Entries taken from a collection
╭──
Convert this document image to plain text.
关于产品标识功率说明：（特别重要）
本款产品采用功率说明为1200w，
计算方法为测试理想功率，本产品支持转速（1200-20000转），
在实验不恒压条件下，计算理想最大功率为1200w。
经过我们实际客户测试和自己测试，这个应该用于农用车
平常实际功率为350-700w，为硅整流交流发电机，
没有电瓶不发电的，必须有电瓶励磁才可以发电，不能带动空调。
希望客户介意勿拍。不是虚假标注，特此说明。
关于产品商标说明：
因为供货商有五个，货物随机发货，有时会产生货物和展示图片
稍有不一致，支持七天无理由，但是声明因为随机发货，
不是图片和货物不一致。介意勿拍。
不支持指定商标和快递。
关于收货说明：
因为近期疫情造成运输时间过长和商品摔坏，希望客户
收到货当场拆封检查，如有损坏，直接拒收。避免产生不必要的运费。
╰──
╭──
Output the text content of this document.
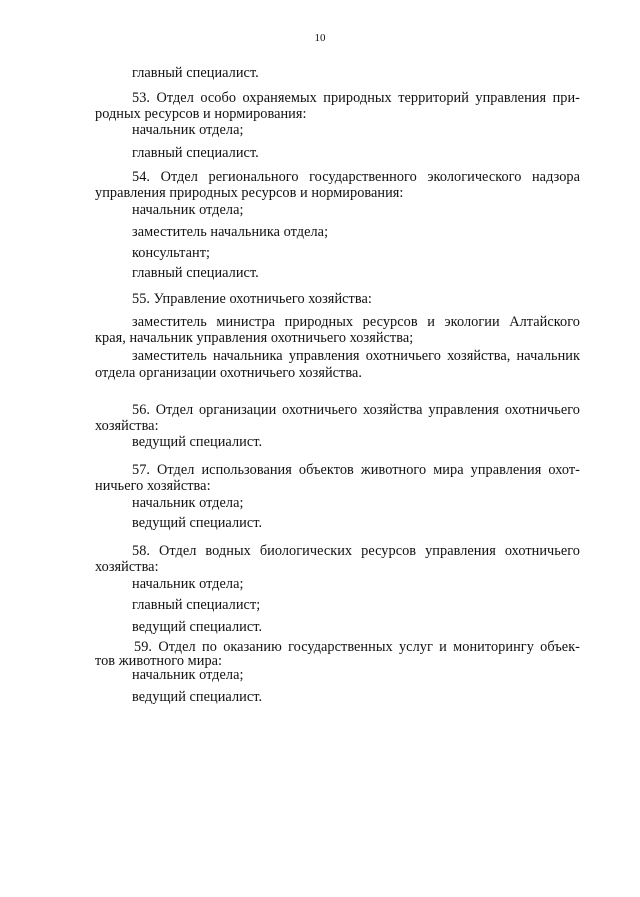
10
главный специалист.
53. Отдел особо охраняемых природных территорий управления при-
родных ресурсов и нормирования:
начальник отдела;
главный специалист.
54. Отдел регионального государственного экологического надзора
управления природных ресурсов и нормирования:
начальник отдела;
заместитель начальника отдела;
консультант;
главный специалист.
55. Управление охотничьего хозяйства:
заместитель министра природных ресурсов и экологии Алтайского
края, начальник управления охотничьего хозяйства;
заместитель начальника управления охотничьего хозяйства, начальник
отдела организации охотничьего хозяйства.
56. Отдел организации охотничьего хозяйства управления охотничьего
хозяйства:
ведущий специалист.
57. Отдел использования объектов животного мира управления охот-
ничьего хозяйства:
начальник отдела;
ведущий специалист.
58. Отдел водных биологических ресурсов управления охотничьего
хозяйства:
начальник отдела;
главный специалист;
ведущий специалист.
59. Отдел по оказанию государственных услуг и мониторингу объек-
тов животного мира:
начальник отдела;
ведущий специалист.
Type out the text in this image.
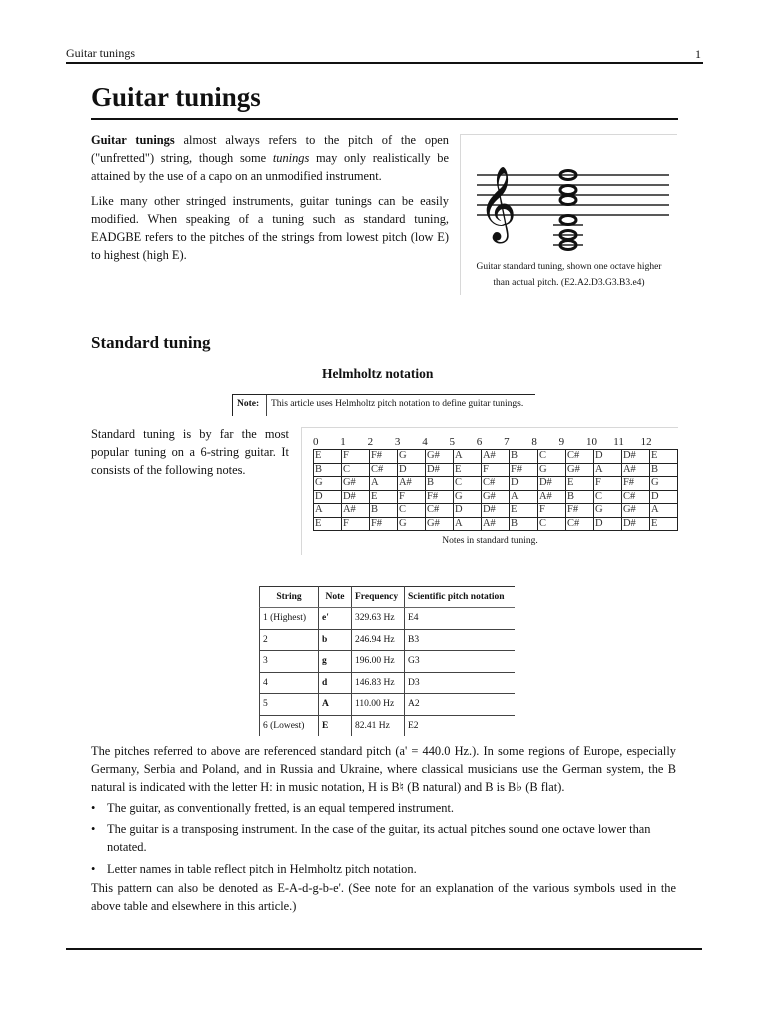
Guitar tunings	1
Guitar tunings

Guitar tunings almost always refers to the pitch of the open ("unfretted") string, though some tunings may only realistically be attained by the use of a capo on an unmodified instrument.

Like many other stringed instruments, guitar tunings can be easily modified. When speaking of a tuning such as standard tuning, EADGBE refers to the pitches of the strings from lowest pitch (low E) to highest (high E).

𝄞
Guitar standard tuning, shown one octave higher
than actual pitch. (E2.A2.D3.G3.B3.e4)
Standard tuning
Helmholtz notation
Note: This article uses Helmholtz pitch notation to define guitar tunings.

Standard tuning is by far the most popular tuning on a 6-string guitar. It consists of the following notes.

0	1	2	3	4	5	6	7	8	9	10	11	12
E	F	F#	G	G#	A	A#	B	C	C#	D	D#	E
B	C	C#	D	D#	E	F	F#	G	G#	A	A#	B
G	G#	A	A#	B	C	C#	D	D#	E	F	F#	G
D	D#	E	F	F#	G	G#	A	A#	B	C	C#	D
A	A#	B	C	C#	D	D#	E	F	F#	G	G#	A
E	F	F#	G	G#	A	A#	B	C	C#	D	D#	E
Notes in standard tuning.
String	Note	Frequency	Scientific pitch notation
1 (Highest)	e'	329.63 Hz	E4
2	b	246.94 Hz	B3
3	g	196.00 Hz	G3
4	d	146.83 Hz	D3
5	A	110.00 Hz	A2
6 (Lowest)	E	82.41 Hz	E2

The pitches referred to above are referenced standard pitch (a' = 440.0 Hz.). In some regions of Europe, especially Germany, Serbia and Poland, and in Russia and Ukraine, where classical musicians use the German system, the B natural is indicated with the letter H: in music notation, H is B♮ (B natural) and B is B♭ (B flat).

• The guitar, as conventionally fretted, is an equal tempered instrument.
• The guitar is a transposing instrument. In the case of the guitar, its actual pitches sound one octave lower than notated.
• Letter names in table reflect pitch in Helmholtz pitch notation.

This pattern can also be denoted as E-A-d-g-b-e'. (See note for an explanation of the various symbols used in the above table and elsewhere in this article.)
╰──
╭──
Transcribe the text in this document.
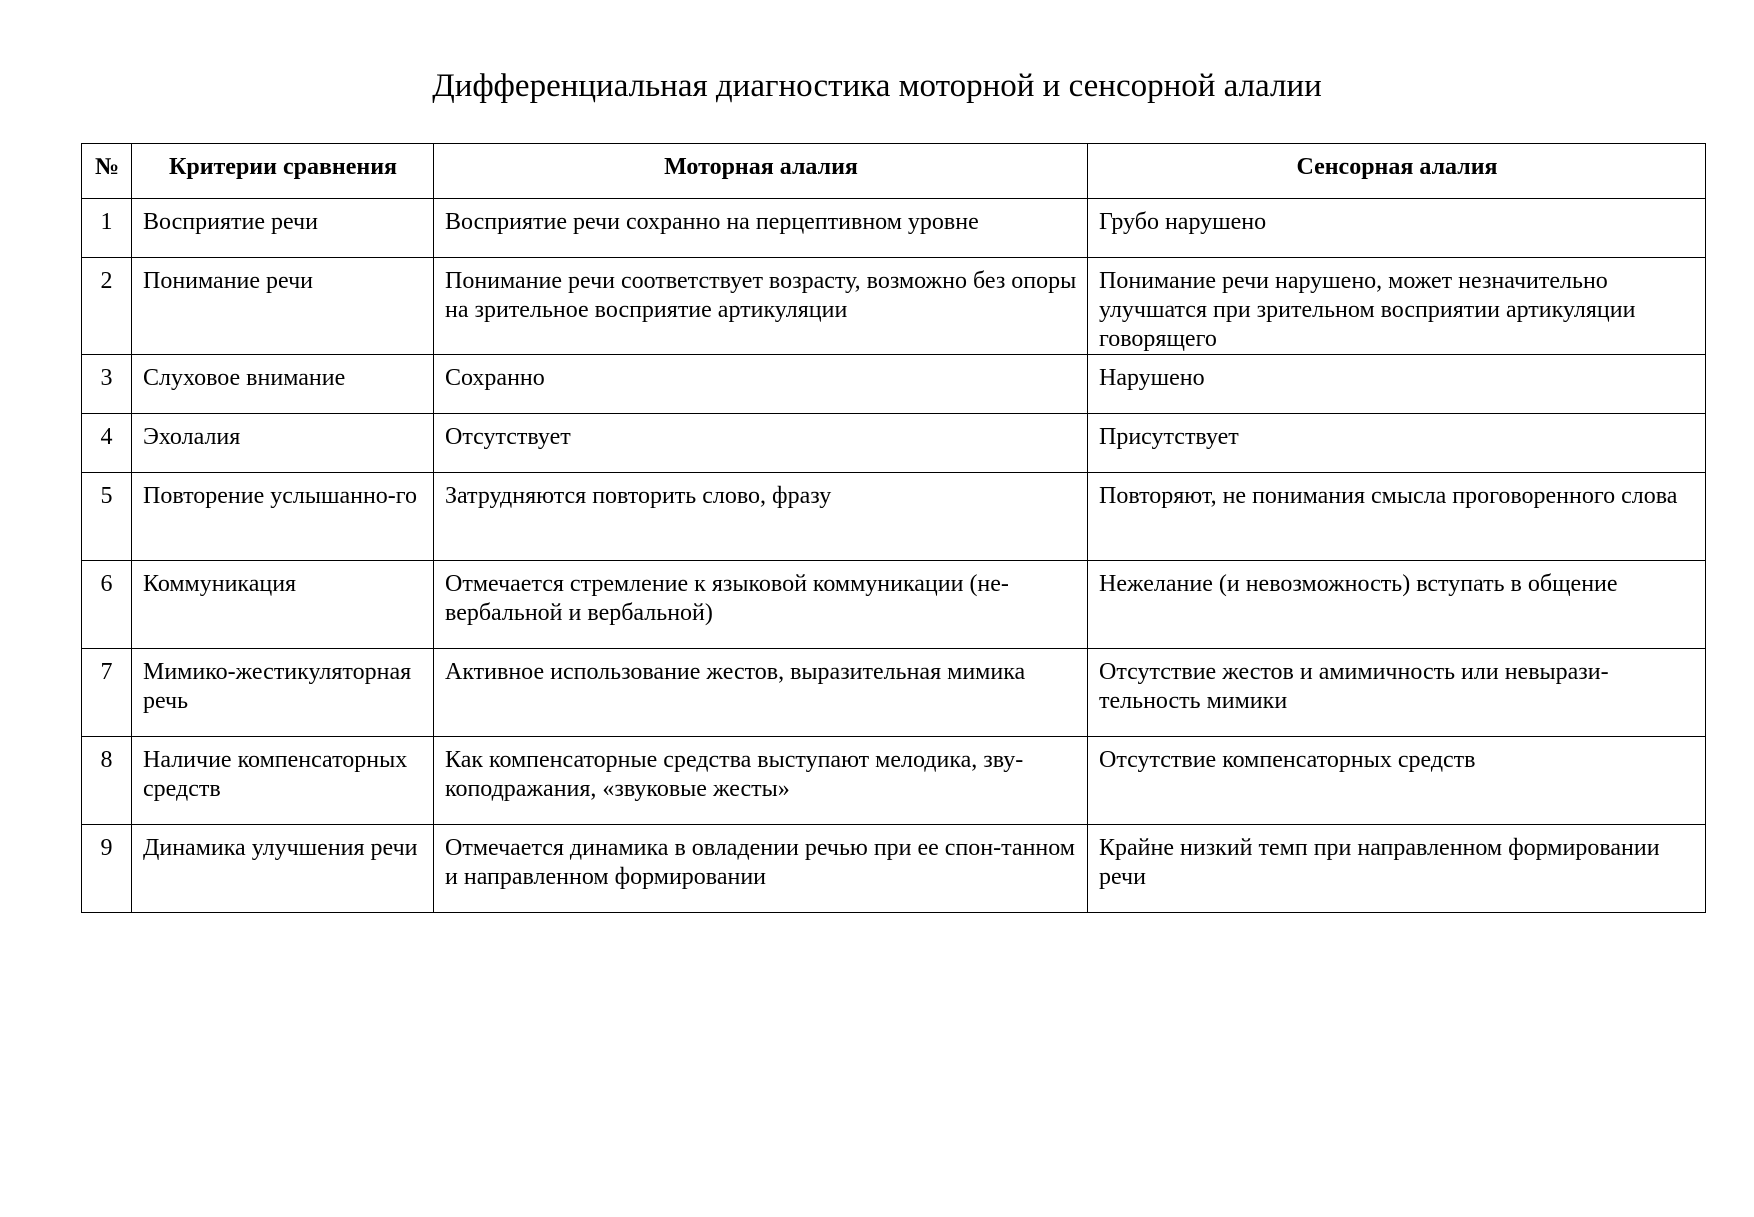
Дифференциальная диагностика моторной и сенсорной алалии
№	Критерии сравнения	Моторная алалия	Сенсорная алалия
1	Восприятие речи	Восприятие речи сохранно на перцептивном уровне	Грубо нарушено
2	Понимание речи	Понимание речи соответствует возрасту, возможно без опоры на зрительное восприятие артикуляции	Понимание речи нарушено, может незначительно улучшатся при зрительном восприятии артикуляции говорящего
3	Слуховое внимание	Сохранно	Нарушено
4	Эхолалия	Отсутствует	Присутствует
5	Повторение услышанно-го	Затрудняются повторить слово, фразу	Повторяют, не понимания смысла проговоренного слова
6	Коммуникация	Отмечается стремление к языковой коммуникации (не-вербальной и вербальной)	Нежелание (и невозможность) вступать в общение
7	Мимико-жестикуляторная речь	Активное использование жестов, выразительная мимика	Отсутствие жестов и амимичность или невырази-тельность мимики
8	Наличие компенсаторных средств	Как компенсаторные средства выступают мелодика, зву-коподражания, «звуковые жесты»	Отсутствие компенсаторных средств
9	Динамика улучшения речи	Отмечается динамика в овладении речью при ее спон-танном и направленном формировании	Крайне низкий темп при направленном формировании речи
╰──
- **The exercise**
Looking at the entries above, say how many lines contain the word "document". Only the number is wanted.

- **Result of the task**
3